(Stored items)
## Begin

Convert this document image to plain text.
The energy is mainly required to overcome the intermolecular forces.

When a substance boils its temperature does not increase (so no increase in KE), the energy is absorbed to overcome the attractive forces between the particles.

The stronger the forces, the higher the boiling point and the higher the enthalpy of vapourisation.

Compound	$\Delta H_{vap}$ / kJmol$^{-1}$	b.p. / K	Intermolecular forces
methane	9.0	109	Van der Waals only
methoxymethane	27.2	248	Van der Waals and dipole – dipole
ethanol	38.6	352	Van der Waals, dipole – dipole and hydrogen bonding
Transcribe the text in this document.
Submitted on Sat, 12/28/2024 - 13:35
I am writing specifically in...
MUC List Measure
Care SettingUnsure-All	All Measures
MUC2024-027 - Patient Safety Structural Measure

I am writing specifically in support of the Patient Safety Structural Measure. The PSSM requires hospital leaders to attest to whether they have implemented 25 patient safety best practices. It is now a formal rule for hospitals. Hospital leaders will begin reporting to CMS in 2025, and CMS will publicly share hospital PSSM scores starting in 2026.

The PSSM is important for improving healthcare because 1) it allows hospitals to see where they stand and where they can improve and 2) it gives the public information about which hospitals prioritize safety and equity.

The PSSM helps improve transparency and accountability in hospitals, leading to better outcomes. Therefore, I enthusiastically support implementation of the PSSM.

## End
## Begin

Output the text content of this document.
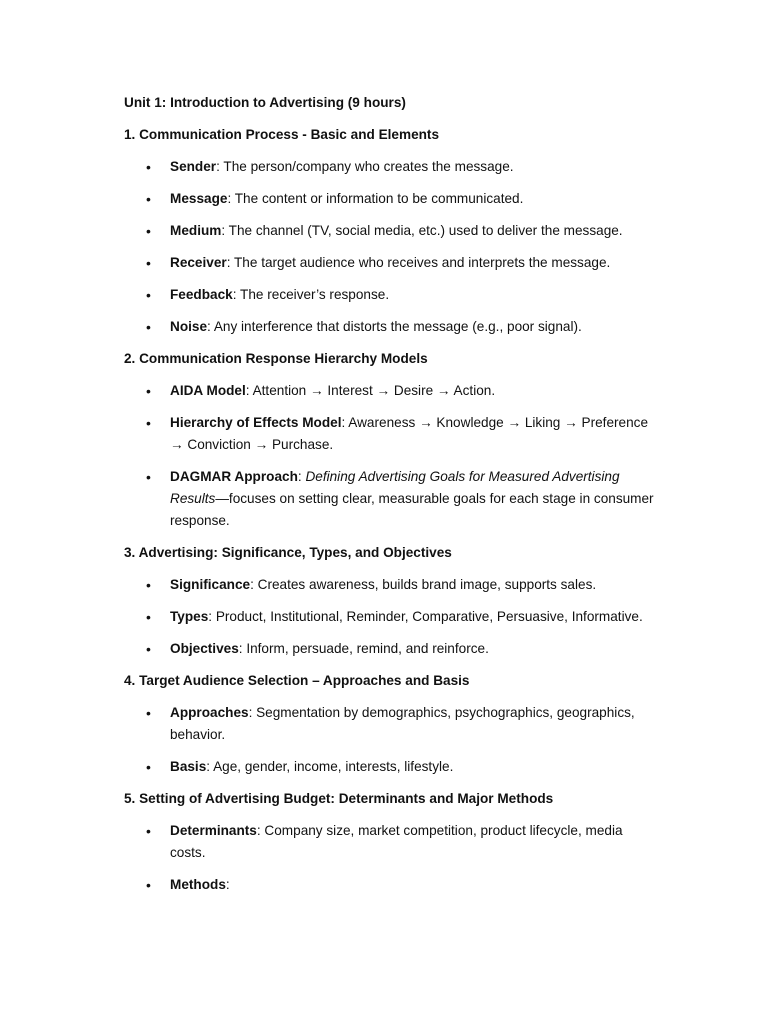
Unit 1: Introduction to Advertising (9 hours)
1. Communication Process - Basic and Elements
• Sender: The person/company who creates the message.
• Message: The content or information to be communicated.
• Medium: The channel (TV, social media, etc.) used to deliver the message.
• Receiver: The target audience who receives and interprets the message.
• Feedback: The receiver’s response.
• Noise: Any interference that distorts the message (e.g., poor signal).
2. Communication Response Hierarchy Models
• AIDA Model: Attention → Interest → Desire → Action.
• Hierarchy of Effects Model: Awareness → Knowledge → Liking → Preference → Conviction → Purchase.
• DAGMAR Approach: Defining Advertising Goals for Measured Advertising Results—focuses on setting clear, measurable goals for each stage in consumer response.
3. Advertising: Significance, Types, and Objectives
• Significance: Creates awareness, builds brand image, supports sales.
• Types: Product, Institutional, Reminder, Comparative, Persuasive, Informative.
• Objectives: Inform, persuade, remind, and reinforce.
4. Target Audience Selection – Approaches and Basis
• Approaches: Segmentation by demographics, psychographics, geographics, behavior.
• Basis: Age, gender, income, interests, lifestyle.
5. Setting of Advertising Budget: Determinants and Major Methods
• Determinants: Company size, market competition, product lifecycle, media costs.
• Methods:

## End

Task
All lines in the data that contain the word "improve" should be copied.

Response to the task
The PSSM is important for improving healthcare because 1) it allows hospitals to see where they stand and where they can improve and 2) it gives the public information about which hospitals prioritize safety and equity.
The PSSM helps improve transparency and accountability in hospitals, leading to better outcomes. Therefore, I enthusiastically support implementation of the PSSM.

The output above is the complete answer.